-- start of Exercise data --

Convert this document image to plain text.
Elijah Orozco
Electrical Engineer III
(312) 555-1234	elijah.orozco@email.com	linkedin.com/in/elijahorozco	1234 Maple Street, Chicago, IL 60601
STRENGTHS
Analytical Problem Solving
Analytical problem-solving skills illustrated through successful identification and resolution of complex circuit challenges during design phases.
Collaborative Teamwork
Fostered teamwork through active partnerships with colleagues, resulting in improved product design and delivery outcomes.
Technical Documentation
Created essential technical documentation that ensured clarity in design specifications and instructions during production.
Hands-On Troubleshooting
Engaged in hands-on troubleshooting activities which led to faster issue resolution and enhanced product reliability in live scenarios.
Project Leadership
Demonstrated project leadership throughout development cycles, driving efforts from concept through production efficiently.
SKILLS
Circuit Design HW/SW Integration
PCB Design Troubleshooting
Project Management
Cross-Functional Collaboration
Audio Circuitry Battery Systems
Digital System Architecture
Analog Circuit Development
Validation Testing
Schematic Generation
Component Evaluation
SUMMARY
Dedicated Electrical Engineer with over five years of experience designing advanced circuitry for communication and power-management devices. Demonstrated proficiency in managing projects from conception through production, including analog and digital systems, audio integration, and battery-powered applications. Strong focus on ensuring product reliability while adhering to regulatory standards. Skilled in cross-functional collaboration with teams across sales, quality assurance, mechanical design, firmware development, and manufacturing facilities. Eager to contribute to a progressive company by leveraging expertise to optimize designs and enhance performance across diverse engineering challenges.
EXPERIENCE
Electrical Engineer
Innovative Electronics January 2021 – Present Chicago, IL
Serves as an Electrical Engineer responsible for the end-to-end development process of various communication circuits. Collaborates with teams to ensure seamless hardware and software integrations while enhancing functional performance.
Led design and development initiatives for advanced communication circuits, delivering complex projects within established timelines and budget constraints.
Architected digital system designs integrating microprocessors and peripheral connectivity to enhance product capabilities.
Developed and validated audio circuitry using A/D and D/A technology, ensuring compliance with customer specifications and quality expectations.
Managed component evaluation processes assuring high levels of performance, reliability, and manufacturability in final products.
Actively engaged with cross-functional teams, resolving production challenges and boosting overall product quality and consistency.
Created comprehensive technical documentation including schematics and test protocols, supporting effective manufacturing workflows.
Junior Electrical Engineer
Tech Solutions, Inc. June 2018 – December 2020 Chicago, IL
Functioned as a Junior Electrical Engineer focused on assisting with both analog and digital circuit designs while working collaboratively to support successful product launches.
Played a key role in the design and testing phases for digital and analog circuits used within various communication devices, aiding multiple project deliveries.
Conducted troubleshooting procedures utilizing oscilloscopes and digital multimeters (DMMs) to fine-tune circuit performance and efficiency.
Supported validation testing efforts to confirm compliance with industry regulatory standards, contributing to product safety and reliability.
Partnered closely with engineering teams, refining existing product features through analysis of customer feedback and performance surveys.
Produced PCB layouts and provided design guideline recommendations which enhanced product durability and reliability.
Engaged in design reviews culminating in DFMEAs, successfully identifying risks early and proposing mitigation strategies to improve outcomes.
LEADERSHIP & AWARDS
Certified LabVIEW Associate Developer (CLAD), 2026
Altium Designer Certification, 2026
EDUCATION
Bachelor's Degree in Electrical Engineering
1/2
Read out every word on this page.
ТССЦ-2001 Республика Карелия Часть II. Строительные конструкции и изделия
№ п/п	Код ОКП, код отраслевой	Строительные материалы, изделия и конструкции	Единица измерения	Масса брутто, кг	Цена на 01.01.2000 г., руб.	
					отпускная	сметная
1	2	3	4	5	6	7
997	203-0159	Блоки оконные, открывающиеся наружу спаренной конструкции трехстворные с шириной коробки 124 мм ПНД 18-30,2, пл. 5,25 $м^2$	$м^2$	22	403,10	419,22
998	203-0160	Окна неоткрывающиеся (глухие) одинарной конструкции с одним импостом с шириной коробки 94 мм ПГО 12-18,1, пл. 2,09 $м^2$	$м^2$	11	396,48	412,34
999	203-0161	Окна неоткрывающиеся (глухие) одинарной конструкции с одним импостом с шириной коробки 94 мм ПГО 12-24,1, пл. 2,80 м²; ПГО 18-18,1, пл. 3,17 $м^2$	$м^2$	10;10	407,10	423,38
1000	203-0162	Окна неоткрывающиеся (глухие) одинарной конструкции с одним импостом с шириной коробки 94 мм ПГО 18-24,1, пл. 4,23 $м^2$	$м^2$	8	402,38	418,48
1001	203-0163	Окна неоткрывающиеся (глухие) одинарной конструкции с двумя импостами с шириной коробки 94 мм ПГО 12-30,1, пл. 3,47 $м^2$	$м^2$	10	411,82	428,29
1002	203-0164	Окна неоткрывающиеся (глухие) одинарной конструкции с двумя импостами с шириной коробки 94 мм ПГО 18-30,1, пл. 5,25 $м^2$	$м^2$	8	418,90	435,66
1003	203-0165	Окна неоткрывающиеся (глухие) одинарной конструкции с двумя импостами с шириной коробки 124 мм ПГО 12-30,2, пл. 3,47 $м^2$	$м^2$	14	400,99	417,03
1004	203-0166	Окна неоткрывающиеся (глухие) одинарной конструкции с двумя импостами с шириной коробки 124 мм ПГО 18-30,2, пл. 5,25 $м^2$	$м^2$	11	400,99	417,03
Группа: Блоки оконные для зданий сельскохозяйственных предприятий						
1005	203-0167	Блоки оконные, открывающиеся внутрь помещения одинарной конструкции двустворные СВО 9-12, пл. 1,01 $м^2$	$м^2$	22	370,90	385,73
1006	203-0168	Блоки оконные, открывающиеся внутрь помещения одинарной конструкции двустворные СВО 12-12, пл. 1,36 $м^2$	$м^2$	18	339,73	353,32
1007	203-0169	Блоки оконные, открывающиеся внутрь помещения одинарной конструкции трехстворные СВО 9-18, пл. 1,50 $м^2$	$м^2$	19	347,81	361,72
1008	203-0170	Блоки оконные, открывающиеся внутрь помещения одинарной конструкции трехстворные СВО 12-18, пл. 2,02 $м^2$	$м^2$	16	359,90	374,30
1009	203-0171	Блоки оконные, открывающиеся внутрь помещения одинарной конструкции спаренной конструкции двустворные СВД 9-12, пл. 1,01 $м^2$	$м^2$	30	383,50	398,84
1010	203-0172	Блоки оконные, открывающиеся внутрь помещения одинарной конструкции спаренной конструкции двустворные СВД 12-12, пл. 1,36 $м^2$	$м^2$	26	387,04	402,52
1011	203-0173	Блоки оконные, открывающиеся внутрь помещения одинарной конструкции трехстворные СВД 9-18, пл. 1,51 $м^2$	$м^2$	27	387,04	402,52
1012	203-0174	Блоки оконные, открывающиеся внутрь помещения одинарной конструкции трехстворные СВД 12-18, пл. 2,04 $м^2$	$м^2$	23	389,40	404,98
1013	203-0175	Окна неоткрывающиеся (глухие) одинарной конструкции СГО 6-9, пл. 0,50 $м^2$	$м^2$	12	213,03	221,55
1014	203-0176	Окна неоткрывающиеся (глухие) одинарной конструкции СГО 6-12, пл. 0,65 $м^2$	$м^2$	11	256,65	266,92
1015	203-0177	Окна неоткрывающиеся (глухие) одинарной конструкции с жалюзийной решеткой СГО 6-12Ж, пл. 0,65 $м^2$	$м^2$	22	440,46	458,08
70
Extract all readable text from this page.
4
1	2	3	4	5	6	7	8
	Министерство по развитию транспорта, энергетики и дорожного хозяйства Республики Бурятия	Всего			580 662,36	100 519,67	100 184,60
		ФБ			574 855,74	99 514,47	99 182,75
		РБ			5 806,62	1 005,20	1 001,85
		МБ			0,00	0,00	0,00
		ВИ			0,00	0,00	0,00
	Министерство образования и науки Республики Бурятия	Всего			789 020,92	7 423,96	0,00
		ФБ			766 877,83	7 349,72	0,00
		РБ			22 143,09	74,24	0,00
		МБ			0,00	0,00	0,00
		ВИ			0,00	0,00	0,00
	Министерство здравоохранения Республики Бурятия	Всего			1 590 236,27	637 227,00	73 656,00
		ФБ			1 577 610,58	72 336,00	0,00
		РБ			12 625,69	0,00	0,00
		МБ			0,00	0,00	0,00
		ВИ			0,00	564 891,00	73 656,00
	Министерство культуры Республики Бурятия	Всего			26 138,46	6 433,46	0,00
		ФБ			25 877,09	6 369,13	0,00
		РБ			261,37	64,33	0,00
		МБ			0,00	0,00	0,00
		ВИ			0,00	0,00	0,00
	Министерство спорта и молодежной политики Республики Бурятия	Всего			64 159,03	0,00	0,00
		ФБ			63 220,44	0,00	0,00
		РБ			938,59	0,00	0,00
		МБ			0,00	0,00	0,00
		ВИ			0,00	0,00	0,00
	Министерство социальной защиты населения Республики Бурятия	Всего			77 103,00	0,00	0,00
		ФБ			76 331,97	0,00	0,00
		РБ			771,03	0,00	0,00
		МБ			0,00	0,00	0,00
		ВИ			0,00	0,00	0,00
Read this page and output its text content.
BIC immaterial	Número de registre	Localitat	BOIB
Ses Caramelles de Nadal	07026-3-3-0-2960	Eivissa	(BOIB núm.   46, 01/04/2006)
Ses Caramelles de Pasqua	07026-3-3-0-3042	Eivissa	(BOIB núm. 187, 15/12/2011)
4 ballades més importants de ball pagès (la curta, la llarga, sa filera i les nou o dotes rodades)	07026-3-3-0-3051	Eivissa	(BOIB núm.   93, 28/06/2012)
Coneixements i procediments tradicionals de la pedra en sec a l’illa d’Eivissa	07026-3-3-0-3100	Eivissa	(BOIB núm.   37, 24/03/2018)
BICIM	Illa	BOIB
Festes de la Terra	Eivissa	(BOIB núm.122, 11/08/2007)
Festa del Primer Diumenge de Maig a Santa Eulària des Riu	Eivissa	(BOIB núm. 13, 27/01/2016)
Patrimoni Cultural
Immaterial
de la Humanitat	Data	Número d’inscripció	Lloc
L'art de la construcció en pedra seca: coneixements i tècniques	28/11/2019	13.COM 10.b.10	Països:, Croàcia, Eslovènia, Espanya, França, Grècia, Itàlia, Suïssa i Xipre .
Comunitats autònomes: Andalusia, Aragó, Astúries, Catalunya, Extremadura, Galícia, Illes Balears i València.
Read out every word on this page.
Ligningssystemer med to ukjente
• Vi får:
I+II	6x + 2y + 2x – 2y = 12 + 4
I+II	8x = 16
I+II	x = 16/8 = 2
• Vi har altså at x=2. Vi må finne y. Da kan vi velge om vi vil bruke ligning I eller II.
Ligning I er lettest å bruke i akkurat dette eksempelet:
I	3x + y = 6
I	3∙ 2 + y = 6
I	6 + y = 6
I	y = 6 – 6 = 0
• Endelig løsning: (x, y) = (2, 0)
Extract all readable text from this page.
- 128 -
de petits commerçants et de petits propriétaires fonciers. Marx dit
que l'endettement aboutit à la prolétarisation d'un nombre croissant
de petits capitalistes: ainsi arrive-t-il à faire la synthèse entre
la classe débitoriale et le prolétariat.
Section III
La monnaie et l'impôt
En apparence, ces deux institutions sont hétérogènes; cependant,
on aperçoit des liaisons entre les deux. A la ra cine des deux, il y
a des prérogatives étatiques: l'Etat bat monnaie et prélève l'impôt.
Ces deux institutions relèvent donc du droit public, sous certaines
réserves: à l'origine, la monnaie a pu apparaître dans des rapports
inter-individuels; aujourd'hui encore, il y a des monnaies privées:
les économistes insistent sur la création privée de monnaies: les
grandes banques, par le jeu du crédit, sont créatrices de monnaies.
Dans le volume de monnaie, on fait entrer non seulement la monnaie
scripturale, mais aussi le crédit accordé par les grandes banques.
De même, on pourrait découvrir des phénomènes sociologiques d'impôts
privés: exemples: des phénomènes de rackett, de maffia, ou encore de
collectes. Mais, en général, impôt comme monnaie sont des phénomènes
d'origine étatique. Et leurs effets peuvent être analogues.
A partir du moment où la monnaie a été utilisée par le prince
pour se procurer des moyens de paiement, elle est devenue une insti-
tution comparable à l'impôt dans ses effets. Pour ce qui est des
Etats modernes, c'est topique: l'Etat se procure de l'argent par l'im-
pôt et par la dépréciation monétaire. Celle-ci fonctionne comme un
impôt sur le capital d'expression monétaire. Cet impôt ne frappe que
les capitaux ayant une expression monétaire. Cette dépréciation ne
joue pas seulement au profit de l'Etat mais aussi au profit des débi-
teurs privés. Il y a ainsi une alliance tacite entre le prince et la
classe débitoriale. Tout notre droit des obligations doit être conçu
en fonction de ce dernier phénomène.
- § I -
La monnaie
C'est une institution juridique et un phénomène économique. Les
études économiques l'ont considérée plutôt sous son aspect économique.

-- end of Exercise data --

■ **Your task**
Tally how many lines in the material above hold the word "Analytical". Write only that number.

■ **Output for this exercise**
2